::: EXCERPT PROVIDED

About this time of year when winter lingers and spring is pushing forward in this part of the country, I used to join Orell Fitzsimmons, 100’s Texas State Director, for what we called our “fence mending” tour. I would meet him in Houston and then we would drive to Corpus Christi, meet with Willie Fleming there, and then stay in some cheap motel along South Padre Island before we went through our school districts along the Rio Grande Valley before heading back north toward San Antonio and back around to Houston. Sometimes we would stop and take a picture of Texas state highway 100 on the way to Donna to visit our members in the school district there before doubling back to McAllen, Pharr, McAllen, and Brownsville. Everything in south Texas is a long ride.

The FCC is voting soon on a Band-Aid, but essential program to expand “lifeline” funds collected from the big telecoms to offer increased access to broadband internet to lower income families. If we were really serious about attacking inequality we would do a whole lot more, including forcing these public utilities to make all internet affordable to all families in their homes as a basic necessity, but at least we’re doing a little something-something.

::::::

■ **WHAT YOU NEED TO DO**:
1. Can you condense the excerpt's paragraph beginning "The FCC is voting soon" into a short bulleted list that keeps its main facts?
2. Set down the part of the excerpt that begins at the words "About this time" and stops after the words "a long ride.".
3. Do these statements agree with the excerpt? (a) The "fence mending" tour started with a meeting in Houston; (b) the travelers stayed in an expensive hotel on South Padre Island; (c) the lifeline funds are collected from the big telecoms. Answer yes or no for each, quoting the deciding words.

::: RECORDS SUPPLIED

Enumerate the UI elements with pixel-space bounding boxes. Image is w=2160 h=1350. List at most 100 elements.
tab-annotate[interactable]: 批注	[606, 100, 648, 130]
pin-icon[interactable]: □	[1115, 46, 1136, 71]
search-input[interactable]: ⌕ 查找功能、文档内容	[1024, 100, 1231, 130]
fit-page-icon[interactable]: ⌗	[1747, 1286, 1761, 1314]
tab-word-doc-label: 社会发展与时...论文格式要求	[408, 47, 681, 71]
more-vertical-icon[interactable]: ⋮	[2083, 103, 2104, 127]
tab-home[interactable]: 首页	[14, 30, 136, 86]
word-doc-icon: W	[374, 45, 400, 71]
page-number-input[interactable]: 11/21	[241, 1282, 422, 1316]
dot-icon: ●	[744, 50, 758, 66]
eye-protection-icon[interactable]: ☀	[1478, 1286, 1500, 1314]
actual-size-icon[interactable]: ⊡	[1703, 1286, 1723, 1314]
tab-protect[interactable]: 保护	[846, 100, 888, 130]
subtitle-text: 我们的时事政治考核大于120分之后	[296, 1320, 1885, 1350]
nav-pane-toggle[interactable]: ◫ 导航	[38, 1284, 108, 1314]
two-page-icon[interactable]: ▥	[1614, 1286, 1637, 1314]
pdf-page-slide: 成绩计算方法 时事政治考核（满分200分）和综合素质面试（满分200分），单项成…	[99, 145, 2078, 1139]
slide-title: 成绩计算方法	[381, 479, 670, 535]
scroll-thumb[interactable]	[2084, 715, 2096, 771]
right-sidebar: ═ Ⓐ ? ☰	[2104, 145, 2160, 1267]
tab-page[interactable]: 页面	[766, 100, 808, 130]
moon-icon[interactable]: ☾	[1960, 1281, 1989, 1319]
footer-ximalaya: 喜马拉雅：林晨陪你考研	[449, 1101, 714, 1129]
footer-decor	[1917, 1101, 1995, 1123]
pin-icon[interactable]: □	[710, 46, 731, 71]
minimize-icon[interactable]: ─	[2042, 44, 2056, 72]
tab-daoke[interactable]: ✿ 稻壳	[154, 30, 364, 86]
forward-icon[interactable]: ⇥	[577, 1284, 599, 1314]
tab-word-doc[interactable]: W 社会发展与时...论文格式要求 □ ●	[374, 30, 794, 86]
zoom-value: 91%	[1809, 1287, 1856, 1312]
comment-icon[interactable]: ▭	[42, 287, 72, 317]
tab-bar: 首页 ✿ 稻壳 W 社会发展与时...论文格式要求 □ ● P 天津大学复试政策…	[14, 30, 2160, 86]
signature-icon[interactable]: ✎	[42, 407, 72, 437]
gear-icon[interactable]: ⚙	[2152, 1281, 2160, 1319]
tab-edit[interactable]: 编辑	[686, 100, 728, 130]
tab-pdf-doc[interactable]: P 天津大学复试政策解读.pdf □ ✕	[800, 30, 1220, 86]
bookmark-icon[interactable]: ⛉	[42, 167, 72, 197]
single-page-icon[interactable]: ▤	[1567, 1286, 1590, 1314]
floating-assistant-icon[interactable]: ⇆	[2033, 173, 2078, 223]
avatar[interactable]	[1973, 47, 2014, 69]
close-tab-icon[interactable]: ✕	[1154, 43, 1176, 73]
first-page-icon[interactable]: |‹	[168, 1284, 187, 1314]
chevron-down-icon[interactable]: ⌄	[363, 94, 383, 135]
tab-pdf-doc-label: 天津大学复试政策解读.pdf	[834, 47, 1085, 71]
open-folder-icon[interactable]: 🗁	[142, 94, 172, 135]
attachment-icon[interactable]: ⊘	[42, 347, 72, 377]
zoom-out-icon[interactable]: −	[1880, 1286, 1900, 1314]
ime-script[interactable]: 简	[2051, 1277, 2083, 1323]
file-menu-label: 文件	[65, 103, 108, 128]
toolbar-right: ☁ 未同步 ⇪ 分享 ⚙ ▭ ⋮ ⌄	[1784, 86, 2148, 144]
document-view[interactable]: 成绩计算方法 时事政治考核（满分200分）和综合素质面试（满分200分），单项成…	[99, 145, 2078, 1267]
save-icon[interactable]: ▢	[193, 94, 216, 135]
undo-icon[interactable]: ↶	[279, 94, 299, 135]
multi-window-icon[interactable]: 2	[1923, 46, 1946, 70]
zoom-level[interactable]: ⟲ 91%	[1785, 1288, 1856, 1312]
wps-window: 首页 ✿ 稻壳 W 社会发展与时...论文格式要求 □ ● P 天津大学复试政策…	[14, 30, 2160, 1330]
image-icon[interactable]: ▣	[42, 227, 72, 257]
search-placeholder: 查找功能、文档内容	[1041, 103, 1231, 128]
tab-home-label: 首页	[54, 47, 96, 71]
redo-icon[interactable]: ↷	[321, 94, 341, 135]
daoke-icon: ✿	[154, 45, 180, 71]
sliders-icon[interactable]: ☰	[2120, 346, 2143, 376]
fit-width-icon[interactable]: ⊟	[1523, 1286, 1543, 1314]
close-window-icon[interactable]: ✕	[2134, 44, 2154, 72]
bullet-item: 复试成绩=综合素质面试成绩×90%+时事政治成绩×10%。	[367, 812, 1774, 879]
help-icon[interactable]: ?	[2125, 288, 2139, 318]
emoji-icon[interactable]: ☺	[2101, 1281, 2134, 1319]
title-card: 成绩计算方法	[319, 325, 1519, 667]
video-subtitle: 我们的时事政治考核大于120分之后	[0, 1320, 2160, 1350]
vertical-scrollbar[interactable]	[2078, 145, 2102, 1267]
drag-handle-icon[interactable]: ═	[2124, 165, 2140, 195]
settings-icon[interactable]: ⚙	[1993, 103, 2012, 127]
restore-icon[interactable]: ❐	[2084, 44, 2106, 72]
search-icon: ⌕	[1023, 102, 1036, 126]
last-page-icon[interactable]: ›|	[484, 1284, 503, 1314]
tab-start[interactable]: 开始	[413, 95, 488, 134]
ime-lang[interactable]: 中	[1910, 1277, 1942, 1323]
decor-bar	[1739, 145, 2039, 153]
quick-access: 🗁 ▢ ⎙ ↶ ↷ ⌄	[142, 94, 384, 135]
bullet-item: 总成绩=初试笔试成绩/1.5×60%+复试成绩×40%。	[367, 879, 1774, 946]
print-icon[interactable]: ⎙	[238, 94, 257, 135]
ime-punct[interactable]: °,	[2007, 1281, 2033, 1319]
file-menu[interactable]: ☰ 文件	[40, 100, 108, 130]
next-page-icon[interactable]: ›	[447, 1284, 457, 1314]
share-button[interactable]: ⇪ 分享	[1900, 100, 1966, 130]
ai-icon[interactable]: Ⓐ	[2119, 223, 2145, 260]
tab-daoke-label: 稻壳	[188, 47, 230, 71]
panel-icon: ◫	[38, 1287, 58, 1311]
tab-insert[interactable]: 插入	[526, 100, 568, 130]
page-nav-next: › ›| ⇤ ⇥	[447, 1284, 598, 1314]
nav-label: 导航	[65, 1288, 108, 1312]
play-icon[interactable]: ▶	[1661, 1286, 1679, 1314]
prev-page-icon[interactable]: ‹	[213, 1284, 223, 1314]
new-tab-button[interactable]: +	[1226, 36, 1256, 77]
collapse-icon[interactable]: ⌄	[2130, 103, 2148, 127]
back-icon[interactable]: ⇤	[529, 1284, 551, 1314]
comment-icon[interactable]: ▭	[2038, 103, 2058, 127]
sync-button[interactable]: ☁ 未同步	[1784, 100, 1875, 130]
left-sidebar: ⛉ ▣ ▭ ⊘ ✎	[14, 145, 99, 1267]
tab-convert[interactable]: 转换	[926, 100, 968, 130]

::::::

■ **RESPONSES TO THE EXERCISE**:
1.
- The FCC will soon vote on expanding "lifeline" funds, collected from the big telecoms, to give lower income families more access to broadband internet.
- The program is a Band-Aid, but essential.
- Real action on inequality would go much further, including forcing these public utilities to make internet in the home affordable to all families as a basic necessity.

2.
About this time of year when winter lingers and spring is pushing forward in this part of the country, I used to join Orell Fitzsimmons, 100’s Texas State Director, for what we called our “fence mending” tour. I would meet him in Houston and then we would drive to Corpus Christi, meet with Willie Fleming there, and then stay in some cheap motel along South Padre Island before we went through our school districts along the Rio Grande Valley before heading back north toward San Antonio and back around to Houston. Sometimes we would stop and take a picture of Texas state highway 100 on the way to Donna to visit our members in the school district there before doubling back to McAllen, Pharr, McAllen, and Brownsville. Everything in south Texas is a long ride.

3.
(a) Yes: "I would meet him in Houston"
(b) No: "stay in some cheap motel along South Padre Island"
(c) Yes: "expand “lifeline” funds collected from the big telecoms"